Problem to work on:
Read the records below and copy each line that contains "皖北片区赛".

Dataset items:

═══

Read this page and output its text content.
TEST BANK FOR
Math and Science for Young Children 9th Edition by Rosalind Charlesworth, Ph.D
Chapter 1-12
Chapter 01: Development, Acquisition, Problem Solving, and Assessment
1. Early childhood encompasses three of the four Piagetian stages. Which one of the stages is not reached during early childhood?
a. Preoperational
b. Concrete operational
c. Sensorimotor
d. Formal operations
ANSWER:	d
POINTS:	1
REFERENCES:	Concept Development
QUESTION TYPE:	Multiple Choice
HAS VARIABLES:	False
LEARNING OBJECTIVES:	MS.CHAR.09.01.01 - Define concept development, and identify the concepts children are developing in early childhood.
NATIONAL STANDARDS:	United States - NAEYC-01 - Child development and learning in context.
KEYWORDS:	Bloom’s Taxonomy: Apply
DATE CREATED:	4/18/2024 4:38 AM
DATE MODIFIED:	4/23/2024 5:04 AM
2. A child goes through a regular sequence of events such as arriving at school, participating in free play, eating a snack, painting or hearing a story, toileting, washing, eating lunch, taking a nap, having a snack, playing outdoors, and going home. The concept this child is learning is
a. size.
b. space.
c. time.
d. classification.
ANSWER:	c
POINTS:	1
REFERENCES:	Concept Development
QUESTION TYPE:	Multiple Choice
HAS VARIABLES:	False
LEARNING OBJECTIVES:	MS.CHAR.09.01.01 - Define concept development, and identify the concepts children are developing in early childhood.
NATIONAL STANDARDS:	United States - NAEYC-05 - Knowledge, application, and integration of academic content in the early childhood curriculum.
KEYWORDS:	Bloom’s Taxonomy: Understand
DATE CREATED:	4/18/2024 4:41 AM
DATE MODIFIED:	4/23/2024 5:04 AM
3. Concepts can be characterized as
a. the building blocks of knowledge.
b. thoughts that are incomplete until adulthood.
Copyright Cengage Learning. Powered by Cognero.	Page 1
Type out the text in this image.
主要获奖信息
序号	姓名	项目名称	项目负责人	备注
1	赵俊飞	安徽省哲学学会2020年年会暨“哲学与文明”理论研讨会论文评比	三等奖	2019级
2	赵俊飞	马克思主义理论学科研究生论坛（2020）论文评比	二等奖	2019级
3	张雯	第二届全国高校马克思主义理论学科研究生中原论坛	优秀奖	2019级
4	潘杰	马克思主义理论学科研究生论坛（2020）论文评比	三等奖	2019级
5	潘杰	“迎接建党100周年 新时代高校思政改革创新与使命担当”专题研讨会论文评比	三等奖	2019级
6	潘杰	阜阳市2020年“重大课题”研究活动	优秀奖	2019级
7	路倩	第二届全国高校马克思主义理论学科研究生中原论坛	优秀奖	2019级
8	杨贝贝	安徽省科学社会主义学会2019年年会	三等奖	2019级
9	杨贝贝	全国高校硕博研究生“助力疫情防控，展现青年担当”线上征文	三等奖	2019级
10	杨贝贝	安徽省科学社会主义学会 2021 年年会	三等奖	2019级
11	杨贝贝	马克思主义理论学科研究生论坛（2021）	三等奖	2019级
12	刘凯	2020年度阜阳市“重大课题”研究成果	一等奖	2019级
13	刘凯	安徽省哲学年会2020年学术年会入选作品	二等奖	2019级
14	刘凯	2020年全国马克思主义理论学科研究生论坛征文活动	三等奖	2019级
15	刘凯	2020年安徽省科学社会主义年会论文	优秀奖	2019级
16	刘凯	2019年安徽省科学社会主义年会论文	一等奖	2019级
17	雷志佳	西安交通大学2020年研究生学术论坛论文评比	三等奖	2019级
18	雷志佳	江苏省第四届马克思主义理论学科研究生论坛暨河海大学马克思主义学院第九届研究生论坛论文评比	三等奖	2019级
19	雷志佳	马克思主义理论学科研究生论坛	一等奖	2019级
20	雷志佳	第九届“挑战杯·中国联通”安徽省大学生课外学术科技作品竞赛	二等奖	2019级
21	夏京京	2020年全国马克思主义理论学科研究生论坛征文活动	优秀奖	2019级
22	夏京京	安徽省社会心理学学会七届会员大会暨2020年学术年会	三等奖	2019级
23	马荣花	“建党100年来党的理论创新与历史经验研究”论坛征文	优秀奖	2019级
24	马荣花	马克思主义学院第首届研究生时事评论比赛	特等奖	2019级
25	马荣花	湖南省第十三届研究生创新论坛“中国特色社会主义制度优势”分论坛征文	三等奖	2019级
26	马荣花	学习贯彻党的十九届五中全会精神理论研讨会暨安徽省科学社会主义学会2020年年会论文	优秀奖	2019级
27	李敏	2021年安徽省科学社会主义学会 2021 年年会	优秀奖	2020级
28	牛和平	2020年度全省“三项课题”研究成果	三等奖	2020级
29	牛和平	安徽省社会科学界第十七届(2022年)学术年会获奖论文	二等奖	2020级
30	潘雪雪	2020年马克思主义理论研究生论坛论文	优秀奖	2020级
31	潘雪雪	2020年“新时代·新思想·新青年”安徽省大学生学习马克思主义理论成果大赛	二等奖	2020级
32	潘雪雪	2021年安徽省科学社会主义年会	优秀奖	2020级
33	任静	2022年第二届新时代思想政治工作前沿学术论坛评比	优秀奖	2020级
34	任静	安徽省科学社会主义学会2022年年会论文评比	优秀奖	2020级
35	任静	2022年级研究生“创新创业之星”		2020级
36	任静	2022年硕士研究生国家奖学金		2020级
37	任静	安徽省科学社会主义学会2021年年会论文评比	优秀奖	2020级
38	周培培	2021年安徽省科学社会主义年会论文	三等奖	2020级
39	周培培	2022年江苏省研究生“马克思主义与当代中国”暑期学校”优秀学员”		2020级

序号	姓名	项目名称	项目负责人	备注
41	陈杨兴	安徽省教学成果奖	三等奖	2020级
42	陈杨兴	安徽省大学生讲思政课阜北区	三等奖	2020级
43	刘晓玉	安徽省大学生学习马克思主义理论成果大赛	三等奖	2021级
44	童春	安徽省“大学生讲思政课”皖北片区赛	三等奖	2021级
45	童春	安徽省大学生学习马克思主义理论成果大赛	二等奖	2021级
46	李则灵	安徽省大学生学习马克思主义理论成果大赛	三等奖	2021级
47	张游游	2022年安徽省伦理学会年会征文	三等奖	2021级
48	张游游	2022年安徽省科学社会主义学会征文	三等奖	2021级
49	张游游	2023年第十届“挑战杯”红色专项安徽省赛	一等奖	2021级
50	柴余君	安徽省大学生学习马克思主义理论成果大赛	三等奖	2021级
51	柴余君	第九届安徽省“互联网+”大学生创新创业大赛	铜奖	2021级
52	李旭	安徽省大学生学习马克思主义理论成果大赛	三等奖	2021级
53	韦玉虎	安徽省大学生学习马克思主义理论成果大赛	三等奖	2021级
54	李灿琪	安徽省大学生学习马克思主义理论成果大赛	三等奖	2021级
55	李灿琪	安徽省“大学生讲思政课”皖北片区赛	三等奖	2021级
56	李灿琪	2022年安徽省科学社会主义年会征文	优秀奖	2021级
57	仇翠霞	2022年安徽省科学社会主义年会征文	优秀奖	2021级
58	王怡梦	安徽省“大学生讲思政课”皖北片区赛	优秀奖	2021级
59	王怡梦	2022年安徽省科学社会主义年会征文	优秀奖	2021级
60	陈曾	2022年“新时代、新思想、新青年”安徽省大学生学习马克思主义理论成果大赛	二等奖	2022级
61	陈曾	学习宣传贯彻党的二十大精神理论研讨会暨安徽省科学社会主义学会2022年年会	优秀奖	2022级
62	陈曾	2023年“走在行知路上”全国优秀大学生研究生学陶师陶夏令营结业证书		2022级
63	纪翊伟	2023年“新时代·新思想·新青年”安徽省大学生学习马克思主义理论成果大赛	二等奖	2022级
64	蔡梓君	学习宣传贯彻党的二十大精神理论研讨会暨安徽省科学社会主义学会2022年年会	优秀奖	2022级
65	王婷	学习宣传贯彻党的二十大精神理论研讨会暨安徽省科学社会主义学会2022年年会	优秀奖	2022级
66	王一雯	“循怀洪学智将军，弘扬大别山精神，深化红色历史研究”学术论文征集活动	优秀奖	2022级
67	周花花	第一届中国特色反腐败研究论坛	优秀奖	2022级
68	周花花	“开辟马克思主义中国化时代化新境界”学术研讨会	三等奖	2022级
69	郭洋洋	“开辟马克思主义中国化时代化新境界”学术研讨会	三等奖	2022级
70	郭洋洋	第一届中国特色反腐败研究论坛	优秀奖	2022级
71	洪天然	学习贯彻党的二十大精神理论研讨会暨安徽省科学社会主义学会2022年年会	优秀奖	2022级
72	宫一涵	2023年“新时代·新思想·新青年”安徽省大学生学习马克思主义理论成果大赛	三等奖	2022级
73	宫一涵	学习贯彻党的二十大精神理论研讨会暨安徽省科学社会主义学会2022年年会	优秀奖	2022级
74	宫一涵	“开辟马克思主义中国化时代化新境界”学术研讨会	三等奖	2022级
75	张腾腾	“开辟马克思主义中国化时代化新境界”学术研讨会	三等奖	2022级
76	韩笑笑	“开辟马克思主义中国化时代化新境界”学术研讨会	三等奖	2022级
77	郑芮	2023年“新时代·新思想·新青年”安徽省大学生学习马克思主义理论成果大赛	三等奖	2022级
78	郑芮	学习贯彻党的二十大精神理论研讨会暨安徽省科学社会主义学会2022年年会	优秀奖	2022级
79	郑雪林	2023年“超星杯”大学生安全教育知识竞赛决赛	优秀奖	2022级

═══

Correct result:
44	童春	安徽省“大学生讲思政课”皖北片区赛	三等奖	2021级
55	李灿琪	安徽省“大学生讲思政课”皖北片区赛	三等奖	2021级
58	王怡梦	安徽省“大学生讲思政课”皖北片区赛	优秀奖	2021级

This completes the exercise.